══ Information supplied
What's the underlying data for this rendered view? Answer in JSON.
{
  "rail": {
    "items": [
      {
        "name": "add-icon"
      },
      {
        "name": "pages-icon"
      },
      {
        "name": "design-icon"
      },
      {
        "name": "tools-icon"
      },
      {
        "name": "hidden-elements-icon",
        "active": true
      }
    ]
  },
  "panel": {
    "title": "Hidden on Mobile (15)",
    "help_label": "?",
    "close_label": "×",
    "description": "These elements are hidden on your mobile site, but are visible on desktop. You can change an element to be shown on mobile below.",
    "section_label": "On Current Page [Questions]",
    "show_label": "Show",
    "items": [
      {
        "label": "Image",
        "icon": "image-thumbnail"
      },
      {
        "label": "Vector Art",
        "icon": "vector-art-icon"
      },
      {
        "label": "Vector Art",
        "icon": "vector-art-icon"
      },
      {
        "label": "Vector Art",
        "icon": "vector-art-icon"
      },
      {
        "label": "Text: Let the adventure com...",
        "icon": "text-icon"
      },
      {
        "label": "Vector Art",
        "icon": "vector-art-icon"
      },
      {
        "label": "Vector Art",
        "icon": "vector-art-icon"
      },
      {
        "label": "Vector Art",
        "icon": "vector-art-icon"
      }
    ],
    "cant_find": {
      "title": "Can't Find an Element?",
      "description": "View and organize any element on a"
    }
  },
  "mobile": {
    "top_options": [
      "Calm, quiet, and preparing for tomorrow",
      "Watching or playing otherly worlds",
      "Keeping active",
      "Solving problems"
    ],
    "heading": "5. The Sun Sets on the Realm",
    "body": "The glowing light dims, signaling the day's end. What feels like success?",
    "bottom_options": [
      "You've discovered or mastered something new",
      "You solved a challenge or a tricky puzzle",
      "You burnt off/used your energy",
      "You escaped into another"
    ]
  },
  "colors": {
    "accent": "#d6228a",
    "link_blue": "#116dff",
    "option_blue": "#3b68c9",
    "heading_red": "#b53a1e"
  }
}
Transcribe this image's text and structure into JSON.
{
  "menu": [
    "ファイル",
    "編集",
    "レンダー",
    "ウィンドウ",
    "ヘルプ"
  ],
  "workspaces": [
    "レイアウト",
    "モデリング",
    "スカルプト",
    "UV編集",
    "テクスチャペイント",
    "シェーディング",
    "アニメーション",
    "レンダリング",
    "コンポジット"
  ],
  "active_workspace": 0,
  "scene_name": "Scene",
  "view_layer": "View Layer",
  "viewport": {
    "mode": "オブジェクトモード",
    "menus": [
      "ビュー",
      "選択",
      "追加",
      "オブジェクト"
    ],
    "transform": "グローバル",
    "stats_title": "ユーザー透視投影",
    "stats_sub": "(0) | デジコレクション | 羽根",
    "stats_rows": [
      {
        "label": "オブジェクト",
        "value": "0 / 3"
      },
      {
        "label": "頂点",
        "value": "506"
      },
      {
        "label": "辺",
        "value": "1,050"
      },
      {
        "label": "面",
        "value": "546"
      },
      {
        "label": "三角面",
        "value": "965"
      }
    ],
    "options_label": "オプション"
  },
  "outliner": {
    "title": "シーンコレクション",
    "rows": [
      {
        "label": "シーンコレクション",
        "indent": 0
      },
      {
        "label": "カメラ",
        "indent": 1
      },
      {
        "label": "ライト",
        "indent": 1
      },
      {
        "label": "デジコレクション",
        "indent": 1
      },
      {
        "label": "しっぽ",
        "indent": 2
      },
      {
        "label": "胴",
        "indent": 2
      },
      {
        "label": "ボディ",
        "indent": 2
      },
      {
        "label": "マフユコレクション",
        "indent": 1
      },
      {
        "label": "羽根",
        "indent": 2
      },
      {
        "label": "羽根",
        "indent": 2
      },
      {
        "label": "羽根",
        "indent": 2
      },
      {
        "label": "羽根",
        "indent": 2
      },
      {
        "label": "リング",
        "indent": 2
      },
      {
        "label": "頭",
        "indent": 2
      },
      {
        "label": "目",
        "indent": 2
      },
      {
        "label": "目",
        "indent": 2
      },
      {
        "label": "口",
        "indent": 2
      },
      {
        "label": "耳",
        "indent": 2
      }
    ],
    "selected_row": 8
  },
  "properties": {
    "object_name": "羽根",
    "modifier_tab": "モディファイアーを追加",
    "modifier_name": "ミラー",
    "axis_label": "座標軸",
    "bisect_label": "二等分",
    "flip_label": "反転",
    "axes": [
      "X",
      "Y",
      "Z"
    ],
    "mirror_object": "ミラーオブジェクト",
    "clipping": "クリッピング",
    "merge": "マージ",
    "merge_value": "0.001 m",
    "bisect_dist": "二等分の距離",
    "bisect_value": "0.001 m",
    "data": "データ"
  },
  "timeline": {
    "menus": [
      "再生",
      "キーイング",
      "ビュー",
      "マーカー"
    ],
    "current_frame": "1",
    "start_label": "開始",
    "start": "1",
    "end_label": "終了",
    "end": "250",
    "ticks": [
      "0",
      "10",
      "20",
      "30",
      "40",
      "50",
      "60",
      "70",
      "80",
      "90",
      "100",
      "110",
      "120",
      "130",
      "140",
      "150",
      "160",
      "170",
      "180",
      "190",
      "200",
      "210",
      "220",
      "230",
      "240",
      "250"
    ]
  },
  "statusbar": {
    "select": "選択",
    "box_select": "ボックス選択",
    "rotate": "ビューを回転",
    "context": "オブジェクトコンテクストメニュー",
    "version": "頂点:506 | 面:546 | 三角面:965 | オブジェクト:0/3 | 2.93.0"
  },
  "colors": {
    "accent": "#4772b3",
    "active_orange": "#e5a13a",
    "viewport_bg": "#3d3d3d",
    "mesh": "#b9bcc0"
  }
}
════
§ Your goal
Please restate the whole listing word for word.

§ Problem solution
What's the underlying data for this rendered view? Answer in JSON.
{
  "rail": {
    "items": [
      {
        "name": "add-icon"
      },
      {
        "name": "pages-icon"
      },
      {
        "name": "design-icon"
      },
      {
        "name": "tools-icon"
      },
      {
        "name": "hidden-elements-icon",
        "active": true
      }
    ]
  },
  "panel": {
    "title": "Hidden on Mobile (15)",
    "help_label": "?",
    "close_label": "×",
    "description": "These elements are hidden on your mobile site, but are visible on desktop. You can change an element to be shown on mobile below.",
    "section_label": "On Current Page [Questions]",
    "show_label": "Show",
    "items": [
      {
        "label": "Image",
        "icon": "image-thumbnail"
      },
      {
        "label": "Vector Art",
        "icon": "vector-art-icon"
      },
      {
        "label": "Vector Art",
        "icon": "vector-art-icon"
      },
      {
        "label": "Vector Art",
        "icon": "vector-art-icon"
      },
      {
        "label": "Text: Let the adventure com...",
        "icon": "text-icon"
      },
      {
        "label": "Vector Art",
        "icon": "vector-art-icon"
      },
      {
        "label": "Vector Art",
        "icon": "vector-art-icon"
      },
      {
        "label": "Vector Art",
        "icon": "vector-art-icon"
      }
    ],
    "cant_find": {
      "title": "Can't Find an Element?",
      "description": "View and organize any element on a"
    }
  },
  "mobile": {
    "top_options": [
      "Calm, quiet, and preparing for tomorrow",
      "Watching or playing otherly worlds",
      "Keeping active",
      "Solving problems"
    ],
    "heading": "5. The Sun Sets on the Realm",
    "body": "The glowing light dims, signaling the day's end. What feels like success?",
    "bottom_options": [
      "You've discovered or mastered something new",
      "You solved a challenge or a tricky puzzle",
      "You burnt off/used your energy",
      "You escaped into another"
    ]
  },
  "colors": {
    "accent": "#d6228a",
    "link_blue": "#116dff",
    "option_blue": "#3b68c9",
    "heading_red": "#b53a1e"
  }
}
Transcribe this image's text and structure into JSON.
{
  "menu": [
    "ファイル",
    "編集",
    "レンダー",
    "ウィンドウ",
    "ヘルプ"
  ],
  "workspaces": [
    "レイアウト",
    "モデリング",
    "スカルプト",
    "UV編集",
    "テクスチャペイント",
    "シェーディング",
    "アニメーション",
    "レンダリング",
    "コンポジット"
  ],
  "active_workspace": 0,
  "scene_name": "Scene",
  "view_layer": "View Layer",
  "viewport": {
    "mode": "オブジェクトモード",
    "menus": [
      "ビュー",
      "選択",
      "追加",
      "オブジェクト"
    ],
    "transform": "グローバル",
    "stats_title": "ユーザー透視投影",
    "stats_sub": "(0) | デジコレクション | 羽根",
    "stats_rows": [
      {
        "label": "オブジェクト",
        "value": "0 / 3"
      },
      {
        "label": "頂点",
        "value": "506"
      },
      {
        "label": "辺",
        "value": "1,050"
      },
      {
        "label": "面",
        "value": "546"
      },
      {
        "label": "三角面",
        "value": "965"
      }
    ],
    "options_label": "オプション"
  },
  "outliner": {
    "title": "シーンコレクション",
    "rows": [
      {
        "label": "シーンコレクション",
        "indent": 0
      },
      {
        "label": "カメラ",
        "indent": 1
      },
      {
        "label": "ライト",
        "indent": 1
      },
      {
        "label": "デジコレクション",
        "indent": 1
      },
      {
        "label": "しっぽ",
        "indent": 2
      },
      {
        "label": "胴",
        "indent": 2
      },
      {
        "label": "ボディ",
        "indent": 2
      },
      {
        "label": "マフユコレクション",
        "indent": 1
      },
      {
        "label": "羽根",
        "indent": 2
      },
      {
        "label": "羽根",
        "indent": 2
      },
      {
        "label": "羽根",
        "indent": 2
      },
      {
        "label": "羽根",
        "indent": 2
      },
      {
        "label": "リング",
        "indent": 2
      },
      {
        "label": "頭",
        "indent": 2
      },
      {
        "label": "目",
        "indent": 2
      },
      {
        "label": "目",
        "indent": 2
      },
      {
        "label": "口",
        "indent": 2
      },
      {
        "label": "耳",
        "indent": 2
      }
    ],
    "selected_row": 8
  },
  "properties": {
    "object_name": "羽根",
    "modifier_tab": "モディファイアーを追加",
    "modifier_name": "ミラー",
    "axis_label": "座標軸",
    "bisect_label": "二等分",
    "flip_label": "反転",
    "axes": [
      "X",
      "Y",
      "Z"
    ],
    "mirror_object": "ミラーオブジェクト",
    "clipping": "クリッピング",
    "merge": "マージ",
    "merge_value": "0.001 m",
    "bisect_dist": "二等分の距離",
    "bisect_value": "0.001 m",
    "data": "データ"
  },
  "timeline": {
    "menus": [
      "再生",
      "キーイング",
      "ビュー",
      "マーカー"
    ],
    "current_frame": "1",
    "start_label": "開始",
    "start": "1",
    "end_label": "終了",
    "end": "250",
    "ticks": [
      "0",
      "10",
      "20",
      "30",
      "40",
      "50",
      "60",
      "70",
      "80",
      "90",
      "100",
      "110",
      "120",
      "130",
      "140",
      "150",
      "160",
      "170",
      "180",
      "190",
      "200",
      "210",
      "220",
      "230",
      "240",
      "250"
    ]
  },
  "statusbar": {
    "select": "選択",
    "box_select": "ボックス選択",
    "rotate": "ビューを回転",
    "context": "オブジェクトコンテクストメニュー",
    "version": "頂点:506 | 面:546 | 三角面:965 | オブジェクト:0/3 | 2.93.0"
  },
  "colors": {
    "accent": "#4772b3",
    "active_orange": "#e5a13a",
    "viewport_bg": "#3d3d3d",
    "mesh": "#b9bcc0"
  }
}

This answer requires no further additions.